+++ Given records +++
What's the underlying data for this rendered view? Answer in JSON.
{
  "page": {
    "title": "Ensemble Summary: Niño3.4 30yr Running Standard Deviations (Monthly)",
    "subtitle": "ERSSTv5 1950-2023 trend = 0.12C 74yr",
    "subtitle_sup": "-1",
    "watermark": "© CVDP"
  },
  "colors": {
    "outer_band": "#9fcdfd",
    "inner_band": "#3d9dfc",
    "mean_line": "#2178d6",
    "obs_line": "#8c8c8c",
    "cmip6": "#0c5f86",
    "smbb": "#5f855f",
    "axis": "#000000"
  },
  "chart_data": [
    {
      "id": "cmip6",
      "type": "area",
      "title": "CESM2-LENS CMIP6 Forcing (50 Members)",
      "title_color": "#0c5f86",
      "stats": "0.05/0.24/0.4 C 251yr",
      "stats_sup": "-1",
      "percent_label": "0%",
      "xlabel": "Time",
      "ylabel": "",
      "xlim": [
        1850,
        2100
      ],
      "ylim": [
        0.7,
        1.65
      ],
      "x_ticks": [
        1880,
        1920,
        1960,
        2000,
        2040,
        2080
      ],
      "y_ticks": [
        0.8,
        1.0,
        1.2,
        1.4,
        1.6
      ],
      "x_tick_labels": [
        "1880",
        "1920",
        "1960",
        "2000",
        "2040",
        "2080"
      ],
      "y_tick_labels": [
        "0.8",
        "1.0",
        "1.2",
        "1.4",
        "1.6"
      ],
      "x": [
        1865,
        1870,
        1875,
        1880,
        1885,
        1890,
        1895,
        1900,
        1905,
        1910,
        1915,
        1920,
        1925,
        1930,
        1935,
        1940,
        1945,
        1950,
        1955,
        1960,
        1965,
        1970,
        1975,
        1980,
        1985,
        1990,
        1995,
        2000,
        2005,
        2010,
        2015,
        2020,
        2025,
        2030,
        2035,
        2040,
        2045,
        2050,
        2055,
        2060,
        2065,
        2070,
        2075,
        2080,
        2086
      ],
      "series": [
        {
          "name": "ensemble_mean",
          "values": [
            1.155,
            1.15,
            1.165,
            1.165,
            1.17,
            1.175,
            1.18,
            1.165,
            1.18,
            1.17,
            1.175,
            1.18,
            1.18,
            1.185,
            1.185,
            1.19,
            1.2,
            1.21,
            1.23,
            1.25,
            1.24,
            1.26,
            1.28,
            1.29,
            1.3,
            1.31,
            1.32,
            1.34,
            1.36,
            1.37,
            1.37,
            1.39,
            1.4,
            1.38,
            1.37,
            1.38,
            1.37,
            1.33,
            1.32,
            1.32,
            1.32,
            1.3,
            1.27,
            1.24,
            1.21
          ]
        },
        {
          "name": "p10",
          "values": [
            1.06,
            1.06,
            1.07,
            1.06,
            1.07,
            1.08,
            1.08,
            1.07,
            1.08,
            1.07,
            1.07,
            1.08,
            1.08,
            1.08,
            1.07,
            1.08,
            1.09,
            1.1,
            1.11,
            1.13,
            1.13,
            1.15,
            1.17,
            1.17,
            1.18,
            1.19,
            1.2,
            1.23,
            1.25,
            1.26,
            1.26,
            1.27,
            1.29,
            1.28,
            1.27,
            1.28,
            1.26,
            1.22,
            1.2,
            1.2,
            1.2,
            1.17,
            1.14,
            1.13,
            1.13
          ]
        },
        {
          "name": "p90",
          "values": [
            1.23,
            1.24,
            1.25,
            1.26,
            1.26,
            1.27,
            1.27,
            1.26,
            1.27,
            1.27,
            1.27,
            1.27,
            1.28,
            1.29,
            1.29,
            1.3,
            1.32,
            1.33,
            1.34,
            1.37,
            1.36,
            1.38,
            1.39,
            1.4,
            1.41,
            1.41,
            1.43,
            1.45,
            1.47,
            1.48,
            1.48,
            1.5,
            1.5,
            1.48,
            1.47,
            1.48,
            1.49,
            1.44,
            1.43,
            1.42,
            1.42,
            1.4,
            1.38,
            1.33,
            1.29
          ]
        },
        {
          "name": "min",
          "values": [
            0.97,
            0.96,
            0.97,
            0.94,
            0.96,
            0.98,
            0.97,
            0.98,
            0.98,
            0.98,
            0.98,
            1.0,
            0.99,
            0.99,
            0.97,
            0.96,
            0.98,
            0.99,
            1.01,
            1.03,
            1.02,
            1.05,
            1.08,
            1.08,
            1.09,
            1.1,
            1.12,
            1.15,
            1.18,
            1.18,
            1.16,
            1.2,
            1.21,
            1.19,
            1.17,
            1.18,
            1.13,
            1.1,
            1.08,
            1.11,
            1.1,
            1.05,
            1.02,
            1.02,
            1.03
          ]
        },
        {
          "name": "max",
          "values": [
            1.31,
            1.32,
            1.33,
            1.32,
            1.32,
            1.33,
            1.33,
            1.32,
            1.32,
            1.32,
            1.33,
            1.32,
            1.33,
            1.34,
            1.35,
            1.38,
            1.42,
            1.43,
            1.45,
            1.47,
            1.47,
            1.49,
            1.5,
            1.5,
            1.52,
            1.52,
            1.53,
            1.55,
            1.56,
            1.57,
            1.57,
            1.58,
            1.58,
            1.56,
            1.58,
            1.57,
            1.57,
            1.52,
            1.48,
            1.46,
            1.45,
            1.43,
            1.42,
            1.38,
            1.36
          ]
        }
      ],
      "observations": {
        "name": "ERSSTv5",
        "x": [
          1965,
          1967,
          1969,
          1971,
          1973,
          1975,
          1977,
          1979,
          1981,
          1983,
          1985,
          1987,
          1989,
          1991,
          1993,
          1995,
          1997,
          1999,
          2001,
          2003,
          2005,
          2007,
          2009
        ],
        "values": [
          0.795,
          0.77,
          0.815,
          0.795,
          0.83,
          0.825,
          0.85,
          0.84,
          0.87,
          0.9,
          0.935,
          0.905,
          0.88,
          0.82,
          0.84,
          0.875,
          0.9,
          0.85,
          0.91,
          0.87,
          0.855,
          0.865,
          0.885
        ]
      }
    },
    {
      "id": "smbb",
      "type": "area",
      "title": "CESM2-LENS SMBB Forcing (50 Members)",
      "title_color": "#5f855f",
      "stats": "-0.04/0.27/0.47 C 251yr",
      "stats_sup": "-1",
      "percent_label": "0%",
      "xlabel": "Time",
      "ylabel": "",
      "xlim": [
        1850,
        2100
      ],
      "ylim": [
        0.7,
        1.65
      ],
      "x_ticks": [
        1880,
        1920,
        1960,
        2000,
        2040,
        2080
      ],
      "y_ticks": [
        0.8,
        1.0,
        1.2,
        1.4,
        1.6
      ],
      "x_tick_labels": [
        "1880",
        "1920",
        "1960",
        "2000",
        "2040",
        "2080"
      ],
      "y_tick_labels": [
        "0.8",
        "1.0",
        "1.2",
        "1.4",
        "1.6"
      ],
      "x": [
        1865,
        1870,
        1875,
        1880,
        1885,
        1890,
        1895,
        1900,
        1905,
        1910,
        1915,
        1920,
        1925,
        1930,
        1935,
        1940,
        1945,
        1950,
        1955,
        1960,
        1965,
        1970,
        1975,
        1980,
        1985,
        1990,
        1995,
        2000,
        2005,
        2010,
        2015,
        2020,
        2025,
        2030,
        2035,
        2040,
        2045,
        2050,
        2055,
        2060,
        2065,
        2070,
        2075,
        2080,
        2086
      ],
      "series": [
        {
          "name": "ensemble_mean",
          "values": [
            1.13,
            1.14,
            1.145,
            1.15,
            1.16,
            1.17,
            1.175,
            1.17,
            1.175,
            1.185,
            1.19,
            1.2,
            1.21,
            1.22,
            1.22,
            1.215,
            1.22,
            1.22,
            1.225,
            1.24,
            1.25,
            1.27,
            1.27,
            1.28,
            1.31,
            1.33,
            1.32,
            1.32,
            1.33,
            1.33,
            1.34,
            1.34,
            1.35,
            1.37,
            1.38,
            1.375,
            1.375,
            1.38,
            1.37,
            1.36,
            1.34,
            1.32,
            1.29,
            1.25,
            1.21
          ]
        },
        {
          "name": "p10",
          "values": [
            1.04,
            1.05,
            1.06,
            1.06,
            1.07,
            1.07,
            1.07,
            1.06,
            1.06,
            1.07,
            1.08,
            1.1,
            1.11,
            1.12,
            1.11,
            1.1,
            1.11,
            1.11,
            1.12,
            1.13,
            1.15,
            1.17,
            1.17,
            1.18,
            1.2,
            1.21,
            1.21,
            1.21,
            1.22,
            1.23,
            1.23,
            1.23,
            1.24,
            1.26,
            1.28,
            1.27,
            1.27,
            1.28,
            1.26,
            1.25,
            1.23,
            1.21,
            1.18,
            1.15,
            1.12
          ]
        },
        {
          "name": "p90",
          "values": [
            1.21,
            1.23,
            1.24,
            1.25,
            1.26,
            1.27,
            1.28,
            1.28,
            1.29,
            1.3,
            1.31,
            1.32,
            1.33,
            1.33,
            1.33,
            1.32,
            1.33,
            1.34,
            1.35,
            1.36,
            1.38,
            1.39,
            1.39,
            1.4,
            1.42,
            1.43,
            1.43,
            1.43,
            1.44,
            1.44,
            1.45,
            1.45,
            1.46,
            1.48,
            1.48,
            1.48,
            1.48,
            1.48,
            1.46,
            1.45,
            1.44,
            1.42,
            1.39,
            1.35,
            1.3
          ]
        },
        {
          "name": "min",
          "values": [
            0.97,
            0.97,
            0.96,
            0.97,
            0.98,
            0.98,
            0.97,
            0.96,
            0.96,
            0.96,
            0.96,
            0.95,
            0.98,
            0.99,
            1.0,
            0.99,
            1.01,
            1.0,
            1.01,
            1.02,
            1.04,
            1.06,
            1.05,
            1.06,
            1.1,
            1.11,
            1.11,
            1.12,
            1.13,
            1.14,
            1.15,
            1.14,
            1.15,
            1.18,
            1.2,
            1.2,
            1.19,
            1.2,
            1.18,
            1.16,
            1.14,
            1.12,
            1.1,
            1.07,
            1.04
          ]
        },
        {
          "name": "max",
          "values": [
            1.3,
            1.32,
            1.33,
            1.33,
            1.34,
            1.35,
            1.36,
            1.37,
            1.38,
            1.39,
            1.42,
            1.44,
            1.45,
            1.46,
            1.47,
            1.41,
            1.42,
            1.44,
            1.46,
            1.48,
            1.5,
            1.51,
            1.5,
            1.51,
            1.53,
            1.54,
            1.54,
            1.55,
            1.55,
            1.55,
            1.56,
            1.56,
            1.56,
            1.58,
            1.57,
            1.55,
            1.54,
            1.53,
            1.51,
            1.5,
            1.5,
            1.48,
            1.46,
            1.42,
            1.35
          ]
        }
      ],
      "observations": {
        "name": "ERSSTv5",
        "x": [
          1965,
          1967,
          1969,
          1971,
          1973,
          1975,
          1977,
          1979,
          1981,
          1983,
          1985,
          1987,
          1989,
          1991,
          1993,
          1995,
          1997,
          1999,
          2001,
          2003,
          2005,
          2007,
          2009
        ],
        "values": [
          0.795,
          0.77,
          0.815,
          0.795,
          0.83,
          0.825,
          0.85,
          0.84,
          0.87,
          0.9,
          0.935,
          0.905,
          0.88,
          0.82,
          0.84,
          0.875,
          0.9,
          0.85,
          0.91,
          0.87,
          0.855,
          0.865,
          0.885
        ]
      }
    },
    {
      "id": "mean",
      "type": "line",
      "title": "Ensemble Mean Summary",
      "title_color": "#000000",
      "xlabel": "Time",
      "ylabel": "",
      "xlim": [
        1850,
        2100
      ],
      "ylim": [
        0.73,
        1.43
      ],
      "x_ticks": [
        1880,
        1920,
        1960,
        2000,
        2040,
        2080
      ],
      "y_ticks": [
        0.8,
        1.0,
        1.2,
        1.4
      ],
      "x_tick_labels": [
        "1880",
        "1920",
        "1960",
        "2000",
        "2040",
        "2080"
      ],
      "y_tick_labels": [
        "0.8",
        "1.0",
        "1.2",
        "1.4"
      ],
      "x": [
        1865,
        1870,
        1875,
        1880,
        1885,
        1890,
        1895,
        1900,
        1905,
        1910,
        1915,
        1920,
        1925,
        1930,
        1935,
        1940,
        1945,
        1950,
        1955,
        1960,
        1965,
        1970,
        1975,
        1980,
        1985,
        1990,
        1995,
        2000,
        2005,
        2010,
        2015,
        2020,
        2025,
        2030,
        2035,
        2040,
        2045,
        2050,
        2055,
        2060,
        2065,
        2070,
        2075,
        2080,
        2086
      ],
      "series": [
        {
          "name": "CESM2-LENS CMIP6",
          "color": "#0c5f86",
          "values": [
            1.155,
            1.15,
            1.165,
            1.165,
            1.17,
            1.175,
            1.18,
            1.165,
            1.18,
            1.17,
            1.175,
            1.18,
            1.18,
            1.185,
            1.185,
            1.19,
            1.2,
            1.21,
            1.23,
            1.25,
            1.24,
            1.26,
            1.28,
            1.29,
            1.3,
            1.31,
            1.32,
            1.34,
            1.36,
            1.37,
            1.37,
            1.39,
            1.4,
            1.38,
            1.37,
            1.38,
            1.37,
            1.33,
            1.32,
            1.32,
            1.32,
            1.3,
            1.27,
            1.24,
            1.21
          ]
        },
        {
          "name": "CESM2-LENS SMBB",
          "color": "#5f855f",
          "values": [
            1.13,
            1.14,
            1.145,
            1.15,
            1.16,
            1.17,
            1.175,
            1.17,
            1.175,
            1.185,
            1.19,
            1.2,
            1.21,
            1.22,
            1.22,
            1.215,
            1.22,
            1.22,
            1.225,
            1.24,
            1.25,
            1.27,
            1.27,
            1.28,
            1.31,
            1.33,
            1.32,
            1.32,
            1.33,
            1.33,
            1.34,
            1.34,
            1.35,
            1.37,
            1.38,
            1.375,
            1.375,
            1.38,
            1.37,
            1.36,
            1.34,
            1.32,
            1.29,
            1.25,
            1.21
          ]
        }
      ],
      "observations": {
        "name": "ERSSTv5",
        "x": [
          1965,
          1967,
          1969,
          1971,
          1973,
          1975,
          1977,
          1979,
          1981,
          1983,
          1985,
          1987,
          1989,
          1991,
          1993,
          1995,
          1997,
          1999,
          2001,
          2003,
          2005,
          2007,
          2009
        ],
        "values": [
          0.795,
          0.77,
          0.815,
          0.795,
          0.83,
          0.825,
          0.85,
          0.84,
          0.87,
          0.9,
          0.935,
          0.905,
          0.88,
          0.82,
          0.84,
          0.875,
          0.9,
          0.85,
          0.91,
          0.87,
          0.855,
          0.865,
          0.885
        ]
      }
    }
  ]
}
+++
## Brief
Extract lines where the string "Members" occurs.

## Solution to this exercise
      "title": "CESM2-LENS CMIP6 Forcing (50 Members)",
      "title": "CESM2-LENS SMBB Forcing (50 Members)",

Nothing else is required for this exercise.